What this task involves: Only lines holding the word "clicks" should be copied from the material.

Material provided:

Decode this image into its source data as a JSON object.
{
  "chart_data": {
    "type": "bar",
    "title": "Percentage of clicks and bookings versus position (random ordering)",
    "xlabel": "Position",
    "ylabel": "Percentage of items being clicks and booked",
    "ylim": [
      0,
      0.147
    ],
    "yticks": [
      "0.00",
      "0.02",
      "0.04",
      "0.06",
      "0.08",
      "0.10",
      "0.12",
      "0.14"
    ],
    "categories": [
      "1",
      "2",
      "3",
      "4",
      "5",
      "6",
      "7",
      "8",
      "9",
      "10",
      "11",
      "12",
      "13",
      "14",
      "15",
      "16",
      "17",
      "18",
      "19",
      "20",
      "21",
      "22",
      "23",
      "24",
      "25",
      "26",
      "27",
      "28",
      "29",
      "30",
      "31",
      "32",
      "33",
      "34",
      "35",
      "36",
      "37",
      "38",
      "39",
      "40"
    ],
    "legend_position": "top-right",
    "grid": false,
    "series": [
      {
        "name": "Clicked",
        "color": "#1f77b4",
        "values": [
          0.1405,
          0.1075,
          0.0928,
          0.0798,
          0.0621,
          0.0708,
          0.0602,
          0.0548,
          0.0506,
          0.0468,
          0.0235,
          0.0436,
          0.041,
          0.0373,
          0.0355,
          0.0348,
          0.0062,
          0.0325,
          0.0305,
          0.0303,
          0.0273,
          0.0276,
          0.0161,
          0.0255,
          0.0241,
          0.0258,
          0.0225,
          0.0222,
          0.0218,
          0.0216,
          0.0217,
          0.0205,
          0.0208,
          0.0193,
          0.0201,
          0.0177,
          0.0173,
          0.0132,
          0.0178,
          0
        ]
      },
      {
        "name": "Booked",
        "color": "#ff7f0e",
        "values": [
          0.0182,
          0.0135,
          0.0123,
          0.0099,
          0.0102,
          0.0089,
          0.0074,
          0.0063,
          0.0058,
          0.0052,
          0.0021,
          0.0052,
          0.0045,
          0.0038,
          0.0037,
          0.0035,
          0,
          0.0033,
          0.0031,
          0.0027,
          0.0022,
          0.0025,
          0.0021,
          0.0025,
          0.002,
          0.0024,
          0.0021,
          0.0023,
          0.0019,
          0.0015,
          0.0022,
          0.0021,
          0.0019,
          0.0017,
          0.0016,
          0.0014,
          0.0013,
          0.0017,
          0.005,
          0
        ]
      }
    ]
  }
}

The reply:
    "title": "Percentage of clicks and bookings versus position (random ordering)",
    "ylabel": "Percentage of items being clicks and booked",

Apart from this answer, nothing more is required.